**STATED TASK:**
Extract the line that contains "What text is on this page?" and every line after it to the end of the records below, exactly as written and nothing else.

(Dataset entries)
======
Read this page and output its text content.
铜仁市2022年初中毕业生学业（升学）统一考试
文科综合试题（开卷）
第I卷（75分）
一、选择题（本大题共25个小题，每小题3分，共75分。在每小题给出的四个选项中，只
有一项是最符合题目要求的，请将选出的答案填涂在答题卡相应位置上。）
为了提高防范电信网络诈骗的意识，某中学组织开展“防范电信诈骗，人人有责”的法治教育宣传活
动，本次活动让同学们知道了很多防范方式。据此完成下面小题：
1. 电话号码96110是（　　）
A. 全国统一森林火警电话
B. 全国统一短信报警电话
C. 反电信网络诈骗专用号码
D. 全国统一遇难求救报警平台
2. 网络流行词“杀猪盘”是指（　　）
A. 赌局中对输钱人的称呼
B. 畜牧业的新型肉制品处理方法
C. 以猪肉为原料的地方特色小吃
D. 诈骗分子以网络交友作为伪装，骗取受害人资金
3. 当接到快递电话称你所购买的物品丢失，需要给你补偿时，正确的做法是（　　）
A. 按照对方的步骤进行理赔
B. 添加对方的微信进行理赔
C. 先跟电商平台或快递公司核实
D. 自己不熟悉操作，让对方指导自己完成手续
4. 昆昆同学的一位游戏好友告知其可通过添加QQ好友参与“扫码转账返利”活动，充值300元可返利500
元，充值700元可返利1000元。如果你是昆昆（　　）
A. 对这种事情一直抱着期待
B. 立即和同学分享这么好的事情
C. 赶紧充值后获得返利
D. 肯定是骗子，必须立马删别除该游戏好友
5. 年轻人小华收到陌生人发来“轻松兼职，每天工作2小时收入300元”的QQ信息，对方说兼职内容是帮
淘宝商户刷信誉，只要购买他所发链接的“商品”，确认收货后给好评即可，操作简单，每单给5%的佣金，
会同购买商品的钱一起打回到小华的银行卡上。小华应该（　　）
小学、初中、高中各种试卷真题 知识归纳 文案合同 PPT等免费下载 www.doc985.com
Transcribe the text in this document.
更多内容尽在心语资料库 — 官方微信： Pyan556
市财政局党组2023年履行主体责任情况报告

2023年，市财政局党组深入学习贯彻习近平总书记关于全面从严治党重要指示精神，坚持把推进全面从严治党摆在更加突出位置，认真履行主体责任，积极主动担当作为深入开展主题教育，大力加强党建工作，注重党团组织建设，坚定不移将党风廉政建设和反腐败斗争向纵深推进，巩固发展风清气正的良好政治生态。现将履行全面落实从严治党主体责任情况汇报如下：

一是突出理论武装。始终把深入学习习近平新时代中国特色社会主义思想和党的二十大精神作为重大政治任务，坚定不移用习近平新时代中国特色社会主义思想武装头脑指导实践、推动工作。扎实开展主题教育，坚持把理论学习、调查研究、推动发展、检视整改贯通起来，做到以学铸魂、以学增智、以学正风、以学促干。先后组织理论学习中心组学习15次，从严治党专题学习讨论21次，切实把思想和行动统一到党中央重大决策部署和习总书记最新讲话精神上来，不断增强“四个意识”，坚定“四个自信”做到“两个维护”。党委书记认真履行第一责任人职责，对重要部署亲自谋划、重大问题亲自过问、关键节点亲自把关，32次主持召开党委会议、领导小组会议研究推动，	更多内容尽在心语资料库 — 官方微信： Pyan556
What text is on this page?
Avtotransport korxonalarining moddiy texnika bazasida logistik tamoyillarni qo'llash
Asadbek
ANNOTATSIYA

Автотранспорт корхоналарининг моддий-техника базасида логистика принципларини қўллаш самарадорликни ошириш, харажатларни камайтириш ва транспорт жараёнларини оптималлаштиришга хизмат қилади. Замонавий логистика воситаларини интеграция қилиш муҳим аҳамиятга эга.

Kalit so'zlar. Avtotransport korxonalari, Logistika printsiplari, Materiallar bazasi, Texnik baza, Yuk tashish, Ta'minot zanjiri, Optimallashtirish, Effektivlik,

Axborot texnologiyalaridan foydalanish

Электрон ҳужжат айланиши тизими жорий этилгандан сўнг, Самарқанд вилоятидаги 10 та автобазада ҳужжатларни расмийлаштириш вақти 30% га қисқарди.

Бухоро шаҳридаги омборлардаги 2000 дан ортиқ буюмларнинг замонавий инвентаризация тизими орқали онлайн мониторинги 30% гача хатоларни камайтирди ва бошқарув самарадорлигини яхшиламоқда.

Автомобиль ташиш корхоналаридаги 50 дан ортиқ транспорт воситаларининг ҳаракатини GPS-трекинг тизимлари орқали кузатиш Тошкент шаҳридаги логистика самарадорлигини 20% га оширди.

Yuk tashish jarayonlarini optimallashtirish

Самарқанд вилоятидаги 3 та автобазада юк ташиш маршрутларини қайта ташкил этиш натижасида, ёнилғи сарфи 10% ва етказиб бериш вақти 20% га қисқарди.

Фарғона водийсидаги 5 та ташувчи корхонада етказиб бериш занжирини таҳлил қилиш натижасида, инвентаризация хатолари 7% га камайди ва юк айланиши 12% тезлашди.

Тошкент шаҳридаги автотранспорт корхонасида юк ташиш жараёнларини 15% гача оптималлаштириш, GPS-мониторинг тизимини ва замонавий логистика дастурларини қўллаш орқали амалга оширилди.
======
**COMPLETED TASK:**
What text is on this page?
Avtotransport korxonalarining moddiy texnika bazasida logistik tamoyillarni qo'llash
Asadbek
ANNOTATSIYA

Автотранспорт корхоналарининг моддий-техника базасида логистика принципларини қўллаш самарадорликни ошириш, харажатларни камайтириш ва транспорт жараёнларини оптималлаштиришга хизмат қилади. Замонавий логистика воситаларини интеграция қилиш муҳим аҳамиятга эга.

Kalit so'zlar. Avtotransport korxonalari, Logistika printsiplari, Materiallar bazasi, Texnik baza, Yuk tashish, Ta'minot zanjiri, Optimallashtirish, Effektivlik,

Axborot texnologiyalaridan foydalanish

Электрон ҳужжат айланиши тизими жорий этилгандан сўнг, Самарқанд вилоятидаги 10 та автобазада ҳужжатларни расмийлаштириш вақти 30% га қисқарди.

Бухоро шаҳридаги омборлардаги 2000 дан ортиқ буюмларнинг замонавий инвентаризация тизими орқали онлайн мониторинги 30% гача хатоларни камайтирди ва бошқарув самарадорлигини яхшиламоқда.

Автомобиль ташиш корхоналаридаги 50 дан ортиқ транспорт воситаларининг ҳаракатини GPS-трекинг тизимлари орқали кузатиш Тошкент шаҳридаги логистика самарадорлигини 20% га оширди.

Yuk tashish jarayonlarini optimallashtirish

Самарқанд вилоятидаги 3 та автобазада юк ташиш маршрутларини қайта ташкил этиш натижасида, ёнилғи сарфи 10% ва етказиб бериш вақти 20% га қисқарди.

Фарғона водийсидаги 5 та ташувчи корхонада етказиб бериш занжирини таҳлил қилиш натижасида, инвентаризация хатолари 7% га камайди ва юк айланиши 12% тезлашди.

Тошкент шаҳридаги автотранспорт корхонасида юк ташиш жараёнларини 15% гача оптималлаштириш, GPS-мониторинг тизимини ва замонавий логистика дастурларини қўллаш орқали амалга оширилди.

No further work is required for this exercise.